▶ **Written request**:
Gather every line in the records below that contains the word "Trump".
◆ ◆ ◆ ◆ ◆
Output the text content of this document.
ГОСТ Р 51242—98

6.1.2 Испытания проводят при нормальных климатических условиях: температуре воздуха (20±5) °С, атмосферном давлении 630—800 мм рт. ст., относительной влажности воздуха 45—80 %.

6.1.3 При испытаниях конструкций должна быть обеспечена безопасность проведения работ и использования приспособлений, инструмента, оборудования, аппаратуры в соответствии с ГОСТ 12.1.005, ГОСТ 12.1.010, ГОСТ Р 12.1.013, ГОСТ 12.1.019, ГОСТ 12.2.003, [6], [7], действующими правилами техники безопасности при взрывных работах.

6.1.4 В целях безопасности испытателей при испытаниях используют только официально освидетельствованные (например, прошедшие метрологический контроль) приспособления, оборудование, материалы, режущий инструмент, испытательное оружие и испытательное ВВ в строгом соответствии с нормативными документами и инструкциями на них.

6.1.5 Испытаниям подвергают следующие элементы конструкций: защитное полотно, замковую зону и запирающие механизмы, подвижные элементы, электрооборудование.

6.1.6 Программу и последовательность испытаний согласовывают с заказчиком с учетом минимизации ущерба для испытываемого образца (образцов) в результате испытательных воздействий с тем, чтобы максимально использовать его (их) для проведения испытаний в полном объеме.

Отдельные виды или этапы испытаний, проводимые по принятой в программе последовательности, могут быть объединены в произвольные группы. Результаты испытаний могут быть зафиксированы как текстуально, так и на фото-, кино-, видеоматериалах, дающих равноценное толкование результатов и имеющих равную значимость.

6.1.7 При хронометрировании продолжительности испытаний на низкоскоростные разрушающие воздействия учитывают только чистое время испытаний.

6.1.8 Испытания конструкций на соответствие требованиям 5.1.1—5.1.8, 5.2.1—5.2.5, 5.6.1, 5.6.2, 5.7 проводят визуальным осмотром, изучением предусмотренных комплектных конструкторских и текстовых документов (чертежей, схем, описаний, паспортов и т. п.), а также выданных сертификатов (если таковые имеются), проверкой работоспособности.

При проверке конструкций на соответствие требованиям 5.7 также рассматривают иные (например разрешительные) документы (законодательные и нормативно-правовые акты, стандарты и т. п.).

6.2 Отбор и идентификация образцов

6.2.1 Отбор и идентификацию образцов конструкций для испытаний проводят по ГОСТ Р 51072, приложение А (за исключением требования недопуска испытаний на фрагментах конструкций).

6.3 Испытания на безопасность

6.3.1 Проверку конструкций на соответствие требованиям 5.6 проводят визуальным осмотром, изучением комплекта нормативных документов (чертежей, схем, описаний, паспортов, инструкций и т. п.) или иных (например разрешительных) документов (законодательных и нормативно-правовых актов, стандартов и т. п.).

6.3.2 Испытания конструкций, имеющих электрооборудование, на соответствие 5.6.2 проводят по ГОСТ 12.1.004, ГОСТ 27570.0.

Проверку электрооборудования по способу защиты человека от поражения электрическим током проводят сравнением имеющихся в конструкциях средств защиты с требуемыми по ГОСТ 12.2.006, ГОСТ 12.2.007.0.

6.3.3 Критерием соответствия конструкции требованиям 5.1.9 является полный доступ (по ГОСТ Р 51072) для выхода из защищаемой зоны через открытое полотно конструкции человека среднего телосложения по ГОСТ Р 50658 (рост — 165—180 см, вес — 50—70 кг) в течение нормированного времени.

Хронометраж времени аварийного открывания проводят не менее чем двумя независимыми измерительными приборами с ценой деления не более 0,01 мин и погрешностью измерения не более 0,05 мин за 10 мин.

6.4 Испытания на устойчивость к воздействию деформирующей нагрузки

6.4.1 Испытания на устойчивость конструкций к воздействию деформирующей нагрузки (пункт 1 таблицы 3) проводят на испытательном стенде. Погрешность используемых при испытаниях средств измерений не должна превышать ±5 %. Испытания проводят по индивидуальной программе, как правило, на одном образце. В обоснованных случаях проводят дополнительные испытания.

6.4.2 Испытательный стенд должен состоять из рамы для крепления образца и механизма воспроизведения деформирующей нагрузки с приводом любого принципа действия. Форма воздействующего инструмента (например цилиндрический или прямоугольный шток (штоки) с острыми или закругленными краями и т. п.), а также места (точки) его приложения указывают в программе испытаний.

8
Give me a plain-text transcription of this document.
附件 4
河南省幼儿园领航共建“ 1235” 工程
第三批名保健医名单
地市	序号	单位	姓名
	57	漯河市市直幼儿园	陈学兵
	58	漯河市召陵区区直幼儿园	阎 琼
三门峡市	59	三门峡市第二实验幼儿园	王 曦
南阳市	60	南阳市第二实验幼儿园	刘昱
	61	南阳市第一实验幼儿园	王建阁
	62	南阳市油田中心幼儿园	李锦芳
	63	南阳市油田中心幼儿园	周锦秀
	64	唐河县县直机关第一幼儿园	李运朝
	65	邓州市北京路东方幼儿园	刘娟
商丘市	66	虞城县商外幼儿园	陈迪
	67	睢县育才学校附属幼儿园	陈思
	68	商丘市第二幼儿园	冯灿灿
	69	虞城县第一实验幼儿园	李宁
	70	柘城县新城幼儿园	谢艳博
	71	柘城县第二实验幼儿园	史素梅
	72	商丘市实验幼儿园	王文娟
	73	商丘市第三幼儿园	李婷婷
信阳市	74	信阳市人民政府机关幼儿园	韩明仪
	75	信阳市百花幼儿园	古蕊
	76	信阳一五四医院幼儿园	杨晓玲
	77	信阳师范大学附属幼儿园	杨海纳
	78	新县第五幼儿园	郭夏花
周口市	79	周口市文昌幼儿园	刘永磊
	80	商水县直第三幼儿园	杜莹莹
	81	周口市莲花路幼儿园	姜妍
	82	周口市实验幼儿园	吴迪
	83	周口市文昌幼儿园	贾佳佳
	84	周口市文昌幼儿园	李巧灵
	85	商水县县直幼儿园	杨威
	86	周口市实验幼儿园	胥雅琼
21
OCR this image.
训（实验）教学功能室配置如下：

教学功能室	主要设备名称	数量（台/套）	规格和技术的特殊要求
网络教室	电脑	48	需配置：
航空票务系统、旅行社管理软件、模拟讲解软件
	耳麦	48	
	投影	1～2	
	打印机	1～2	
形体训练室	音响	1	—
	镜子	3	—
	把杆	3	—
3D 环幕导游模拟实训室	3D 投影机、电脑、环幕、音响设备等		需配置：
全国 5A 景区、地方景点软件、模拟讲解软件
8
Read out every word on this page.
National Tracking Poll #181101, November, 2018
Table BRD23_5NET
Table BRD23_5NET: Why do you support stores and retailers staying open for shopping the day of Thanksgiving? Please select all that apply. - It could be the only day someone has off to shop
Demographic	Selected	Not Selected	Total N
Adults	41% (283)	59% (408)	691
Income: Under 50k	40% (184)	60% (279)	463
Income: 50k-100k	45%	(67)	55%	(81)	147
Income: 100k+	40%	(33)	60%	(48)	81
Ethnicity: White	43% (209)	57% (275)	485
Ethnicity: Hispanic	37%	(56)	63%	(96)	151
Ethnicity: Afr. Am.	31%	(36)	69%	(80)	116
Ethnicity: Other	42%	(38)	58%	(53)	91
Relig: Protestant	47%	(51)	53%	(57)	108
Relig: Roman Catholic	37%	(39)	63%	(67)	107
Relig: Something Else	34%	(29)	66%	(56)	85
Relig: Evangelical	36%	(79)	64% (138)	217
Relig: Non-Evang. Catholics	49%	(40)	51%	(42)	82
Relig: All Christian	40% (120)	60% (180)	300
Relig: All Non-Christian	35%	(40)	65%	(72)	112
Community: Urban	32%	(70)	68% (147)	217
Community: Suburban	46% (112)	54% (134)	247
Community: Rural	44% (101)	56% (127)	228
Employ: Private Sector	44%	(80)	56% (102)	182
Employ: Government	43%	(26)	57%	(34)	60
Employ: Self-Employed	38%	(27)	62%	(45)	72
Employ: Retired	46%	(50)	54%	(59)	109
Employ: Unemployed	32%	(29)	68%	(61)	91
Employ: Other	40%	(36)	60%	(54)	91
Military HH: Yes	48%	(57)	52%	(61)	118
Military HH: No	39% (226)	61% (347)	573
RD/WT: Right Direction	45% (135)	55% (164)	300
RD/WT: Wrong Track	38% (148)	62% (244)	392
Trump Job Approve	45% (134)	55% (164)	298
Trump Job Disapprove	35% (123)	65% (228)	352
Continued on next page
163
◆ ◆ ◆ ◆ ◆
▶ **Problem solution**:
Trump Job Approve	45% (134)	55% (164)	298
Trump Job Disapprove	35% (123)	65% (228)	352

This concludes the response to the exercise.